SOURCE DOCUMENT:
Acarechimys Temporal range: Miocene PreꞒ Ꞓ O S D C P T J K Pg N

Scientific classification
- Kingdom: Animalia
- Phylum: Chordata
- Class: Mammalia
- Order: Rodentia
- Parvorder: Caviomorpha
- Genus: †Acarechimys Patterson, 1965
- Type species: Acaremys minutus Ameghino, 1887
- Other species: Acarechimys minutissimus Ameghino, 1887 Acarechimys constans Ameghino, 1887 Acarechimys gracilis Ameghino, 1891 Acarechimys leucotheae Vucetich et al., 2015 Acarechimys hunikuini Fontoura et al., 2024 Acarechimys manumanta Arnal et al., 2026

= Acarechimys =

Extinct genus of caviomorph rodent

Acarechimys is an extinct genus of caviomorph rodent that lived in South America during the Miocene epoch.

== Distribution ==
Acarechimys minutus is known from Argentina, Chile, and Bolivia. Acarechimys minutissimus is known from Argentina and Colombia, with remains tentatively identified as Acarechimys cf. minutissimus known from Bolivia and Chile as well. Acarechimys constans is only known from Argentina and Chile, while Acarechimys gracilis is exclusively known from Argentina, as is Acarechimys leucotheae. Acarechimys manumanta is known from Peru. Acarechimys hunikuini is known from Brazil.

[Document structure recognition data]
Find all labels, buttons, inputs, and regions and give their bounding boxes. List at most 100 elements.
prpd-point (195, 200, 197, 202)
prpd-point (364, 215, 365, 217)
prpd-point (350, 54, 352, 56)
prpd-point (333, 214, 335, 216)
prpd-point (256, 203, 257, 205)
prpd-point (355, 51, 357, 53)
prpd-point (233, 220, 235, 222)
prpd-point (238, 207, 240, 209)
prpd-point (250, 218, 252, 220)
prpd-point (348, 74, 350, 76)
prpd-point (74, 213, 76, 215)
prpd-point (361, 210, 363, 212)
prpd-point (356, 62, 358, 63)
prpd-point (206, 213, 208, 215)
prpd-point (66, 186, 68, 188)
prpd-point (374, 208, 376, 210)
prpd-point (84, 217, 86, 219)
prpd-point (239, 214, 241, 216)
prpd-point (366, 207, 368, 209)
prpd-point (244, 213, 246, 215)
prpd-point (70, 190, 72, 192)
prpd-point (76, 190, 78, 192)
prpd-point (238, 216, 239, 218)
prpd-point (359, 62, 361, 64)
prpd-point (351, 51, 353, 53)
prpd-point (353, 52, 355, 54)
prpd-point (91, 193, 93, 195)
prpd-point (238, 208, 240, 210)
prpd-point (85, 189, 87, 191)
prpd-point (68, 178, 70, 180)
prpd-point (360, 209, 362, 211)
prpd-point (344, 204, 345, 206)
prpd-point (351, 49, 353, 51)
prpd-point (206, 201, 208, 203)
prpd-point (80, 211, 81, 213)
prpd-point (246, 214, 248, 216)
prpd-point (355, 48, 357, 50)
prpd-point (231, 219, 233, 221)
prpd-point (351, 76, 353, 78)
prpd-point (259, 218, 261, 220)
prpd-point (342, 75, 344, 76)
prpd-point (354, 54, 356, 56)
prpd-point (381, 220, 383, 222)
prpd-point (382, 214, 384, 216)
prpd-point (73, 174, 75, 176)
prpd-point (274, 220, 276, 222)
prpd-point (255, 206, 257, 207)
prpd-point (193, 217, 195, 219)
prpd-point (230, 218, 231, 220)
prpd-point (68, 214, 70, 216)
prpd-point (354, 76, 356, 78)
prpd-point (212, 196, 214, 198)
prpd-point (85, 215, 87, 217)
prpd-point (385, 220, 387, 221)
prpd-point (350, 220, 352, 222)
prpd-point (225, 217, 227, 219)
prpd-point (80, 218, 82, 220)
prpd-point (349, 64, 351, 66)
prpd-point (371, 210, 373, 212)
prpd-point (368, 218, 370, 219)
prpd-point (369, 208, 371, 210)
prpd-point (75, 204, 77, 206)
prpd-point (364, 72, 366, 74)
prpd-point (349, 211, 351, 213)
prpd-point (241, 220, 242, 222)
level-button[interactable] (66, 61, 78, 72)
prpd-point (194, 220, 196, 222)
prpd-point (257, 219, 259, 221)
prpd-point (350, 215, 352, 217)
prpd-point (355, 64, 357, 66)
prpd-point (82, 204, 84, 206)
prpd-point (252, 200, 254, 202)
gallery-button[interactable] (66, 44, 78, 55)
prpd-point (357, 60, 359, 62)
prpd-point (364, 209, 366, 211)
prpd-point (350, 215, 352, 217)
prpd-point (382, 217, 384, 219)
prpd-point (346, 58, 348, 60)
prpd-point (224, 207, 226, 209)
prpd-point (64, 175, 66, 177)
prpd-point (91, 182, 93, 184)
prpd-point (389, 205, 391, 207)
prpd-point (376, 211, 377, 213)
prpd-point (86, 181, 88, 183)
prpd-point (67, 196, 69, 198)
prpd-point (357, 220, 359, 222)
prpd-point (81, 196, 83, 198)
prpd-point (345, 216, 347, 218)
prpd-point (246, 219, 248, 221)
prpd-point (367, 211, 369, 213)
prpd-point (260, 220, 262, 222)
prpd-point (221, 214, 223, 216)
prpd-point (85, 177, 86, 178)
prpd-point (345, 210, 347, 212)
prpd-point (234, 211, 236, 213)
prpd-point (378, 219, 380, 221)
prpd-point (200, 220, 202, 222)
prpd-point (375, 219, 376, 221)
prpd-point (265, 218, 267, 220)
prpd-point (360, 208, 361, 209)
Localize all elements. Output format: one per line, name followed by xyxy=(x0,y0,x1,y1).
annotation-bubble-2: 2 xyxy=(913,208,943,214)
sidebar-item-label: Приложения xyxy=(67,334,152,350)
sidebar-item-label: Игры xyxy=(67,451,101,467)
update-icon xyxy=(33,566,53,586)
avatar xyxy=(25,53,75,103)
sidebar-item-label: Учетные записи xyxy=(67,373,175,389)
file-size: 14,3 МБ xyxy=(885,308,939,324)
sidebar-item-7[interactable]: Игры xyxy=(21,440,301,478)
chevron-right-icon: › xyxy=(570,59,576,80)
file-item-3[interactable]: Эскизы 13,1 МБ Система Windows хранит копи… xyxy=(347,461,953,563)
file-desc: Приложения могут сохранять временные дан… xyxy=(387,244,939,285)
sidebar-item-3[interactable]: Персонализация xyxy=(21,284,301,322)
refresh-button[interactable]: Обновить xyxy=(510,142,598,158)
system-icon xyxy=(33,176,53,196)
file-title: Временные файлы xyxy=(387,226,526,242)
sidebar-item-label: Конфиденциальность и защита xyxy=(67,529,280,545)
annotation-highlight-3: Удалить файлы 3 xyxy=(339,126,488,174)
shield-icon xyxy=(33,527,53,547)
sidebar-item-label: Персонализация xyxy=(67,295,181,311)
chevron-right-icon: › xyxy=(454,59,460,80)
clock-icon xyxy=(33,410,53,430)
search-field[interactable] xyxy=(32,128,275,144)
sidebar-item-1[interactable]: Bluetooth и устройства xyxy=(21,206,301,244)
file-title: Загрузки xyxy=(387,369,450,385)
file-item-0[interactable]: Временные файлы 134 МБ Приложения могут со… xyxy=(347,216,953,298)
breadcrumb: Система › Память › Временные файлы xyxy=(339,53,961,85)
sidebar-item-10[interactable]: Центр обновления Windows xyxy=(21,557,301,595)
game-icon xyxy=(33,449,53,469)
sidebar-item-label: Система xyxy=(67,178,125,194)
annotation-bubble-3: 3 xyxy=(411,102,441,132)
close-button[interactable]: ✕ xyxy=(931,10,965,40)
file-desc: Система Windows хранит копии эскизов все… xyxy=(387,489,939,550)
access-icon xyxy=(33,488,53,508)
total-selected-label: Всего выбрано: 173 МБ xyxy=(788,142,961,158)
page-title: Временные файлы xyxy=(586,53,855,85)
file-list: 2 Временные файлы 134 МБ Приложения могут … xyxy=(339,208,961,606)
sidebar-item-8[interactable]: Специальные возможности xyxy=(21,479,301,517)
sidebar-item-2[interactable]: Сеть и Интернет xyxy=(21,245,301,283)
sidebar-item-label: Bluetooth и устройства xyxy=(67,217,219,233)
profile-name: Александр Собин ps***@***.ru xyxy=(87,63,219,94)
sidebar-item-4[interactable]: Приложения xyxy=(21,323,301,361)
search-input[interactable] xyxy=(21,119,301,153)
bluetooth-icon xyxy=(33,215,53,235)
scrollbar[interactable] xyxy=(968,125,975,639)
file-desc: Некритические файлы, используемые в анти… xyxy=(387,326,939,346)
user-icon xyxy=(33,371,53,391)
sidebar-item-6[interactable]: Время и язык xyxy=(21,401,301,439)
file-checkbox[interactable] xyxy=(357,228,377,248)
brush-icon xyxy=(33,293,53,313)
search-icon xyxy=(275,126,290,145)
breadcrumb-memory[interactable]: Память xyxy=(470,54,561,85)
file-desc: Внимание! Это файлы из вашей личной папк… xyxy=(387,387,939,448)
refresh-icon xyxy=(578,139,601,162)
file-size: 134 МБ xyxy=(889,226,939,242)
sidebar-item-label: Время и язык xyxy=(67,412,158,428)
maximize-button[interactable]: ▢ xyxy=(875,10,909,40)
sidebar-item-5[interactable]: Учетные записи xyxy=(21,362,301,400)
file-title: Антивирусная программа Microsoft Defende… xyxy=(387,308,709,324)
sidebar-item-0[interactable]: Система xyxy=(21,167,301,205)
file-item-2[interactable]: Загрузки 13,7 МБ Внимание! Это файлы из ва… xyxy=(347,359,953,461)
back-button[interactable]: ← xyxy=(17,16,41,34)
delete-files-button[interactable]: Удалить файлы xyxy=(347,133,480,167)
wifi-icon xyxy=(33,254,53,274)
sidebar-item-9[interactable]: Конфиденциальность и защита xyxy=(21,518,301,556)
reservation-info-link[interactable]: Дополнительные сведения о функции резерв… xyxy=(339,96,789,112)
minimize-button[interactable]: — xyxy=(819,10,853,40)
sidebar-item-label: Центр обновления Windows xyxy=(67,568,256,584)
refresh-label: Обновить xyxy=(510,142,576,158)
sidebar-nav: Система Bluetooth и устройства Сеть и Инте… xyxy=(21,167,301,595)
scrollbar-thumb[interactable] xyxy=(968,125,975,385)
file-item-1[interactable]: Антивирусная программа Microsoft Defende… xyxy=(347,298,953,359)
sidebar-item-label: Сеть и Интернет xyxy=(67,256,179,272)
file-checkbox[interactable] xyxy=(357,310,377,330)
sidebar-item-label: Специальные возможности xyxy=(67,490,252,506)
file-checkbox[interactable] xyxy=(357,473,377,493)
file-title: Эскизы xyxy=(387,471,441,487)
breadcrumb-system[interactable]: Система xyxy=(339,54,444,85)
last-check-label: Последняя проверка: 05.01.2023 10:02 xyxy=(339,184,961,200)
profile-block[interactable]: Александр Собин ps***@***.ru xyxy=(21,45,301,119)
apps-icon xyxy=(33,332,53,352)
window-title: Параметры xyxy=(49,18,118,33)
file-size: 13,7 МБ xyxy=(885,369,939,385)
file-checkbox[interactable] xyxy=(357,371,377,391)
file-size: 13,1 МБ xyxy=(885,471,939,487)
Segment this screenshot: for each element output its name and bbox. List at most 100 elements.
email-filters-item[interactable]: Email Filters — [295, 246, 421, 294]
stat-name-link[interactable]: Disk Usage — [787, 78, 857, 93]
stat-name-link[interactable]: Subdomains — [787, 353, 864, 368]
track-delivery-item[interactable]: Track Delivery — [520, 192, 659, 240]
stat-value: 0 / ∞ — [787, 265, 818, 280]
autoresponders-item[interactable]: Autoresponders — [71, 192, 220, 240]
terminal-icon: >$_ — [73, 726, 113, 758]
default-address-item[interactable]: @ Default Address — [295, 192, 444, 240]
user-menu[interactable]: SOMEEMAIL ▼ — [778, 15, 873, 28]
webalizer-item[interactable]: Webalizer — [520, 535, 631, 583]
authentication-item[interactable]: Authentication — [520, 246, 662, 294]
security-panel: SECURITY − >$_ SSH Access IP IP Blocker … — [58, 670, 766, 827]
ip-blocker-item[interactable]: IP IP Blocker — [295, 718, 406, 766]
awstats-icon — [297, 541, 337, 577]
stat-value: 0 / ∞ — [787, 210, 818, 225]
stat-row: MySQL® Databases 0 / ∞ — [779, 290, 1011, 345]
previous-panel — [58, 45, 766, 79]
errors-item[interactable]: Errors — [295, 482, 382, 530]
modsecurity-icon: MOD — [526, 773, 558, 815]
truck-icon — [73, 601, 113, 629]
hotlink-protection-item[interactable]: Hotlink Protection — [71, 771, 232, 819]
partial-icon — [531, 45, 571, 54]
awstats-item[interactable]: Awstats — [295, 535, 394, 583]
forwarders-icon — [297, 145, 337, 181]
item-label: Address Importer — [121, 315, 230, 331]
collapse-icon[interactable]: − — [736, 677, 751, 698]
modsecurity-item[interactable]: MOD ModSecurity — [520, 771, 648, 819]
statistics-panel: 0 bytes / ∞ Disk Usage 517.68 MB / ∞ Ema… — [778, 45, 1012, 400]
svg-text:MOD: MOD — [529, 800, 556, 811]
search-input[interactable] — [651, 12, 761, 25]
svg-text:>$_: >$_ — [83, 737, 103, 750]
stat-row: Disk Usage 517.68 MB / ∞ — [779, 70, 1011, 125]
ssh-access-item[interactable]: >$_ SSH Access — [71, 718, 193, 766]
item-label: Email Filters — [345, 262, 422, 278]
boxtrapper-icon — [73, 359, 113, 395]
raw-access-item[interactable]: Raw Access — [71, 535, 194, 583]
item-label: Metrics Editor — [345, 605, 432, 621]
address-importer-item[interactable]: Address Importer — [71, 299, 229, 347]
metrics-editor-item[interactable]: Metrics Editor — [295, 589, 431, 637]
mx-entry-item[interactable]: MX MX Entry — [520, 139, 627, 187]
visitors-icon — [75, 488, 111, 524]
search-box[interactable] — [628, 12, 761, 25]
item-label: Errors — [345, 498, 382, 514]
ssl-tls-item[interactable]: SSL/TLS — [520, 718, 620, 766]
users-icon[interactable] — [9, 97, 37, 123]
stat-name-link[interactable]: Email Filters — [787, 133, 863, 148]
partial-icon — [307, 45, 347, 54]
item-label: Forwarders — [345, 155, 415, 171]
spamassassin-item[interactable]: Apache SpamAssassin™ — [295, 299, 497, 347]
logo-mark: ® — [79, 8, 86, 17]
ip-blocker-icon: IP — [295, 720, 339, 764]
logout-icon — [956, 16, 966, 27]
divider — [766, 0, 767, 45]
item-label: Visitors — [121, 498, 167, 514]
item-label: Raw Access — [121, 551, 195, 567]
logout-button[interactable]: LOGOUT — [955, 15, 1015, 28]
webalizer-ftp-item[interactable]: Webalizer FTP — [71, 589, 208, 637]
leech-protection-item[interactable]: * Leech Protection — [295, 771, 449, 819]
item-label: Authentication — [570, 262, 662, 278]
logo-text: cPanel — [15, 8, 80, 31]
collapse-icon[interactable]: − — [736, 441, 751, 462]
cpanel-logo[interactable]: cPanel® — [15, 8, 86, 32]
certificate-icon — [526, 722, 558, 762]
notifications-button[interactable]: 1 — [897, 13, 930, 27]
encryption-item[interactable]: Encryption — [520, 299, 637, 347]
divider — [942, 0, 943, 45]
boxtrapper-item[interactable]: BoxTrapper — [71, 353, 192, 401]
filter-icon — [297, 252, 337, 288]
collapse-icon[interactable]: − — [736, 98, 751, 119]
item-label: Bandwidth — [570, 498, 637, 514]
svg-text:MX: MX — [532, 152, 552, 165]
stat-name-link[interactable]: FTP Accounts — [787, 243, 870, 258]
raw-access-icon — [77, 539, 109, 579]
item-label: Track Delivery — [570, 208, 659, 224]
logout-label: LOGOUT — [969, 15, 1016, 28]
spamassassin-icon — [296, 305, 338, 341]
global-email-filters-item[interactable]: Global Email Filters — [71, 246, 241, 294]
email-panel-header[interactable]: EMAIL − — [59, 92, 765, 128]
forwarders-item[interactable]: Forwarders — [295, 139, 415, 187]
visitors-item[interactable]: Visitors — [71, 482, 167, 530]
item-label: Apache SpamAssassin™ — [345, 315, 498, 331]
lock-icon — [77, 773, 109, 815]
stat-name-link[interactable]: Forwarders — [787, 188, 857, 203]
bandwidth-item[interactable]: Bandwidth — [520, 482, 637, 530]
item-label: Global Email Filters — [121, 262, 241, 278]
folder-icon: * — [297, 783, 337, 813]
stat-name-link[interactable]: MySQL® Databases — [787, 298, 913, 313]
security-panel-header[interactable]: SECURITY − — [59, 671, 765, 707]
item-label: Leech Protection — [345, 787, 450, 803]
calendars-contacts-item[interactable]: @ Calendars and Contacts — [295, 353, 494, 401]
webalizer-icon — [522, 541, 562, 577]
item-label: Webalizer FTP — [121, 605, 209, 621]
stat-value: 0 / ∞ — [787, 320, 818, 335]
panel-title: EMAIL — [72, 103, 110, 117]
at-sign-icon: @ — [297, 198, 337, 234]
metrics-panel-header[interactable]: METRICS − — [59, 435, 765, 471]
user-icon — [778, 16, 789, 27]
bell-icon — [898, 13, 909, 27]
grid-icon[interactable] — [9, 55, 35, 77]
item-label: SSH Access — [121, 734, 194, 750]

TASK OBJECTIVE:
For each statement below, answer yes or no according to the text about Acarechimys, and quote the words from it that decide the answer. (a) Acarechimys gracilis is known only from Argentina. (b) Acarechimys minutus is known from Peru. (c) The genus lived during the Pliocene epoch.

SOLVED PROBLEM:
(a) Yes: "Acarechimys gracilis is exclusively known from Argentina"
(b) No: "Acarechimys minutus is known from Argentina, Chile, and Bolivia"
(c) No: "lived in South America during the Miocene epoch"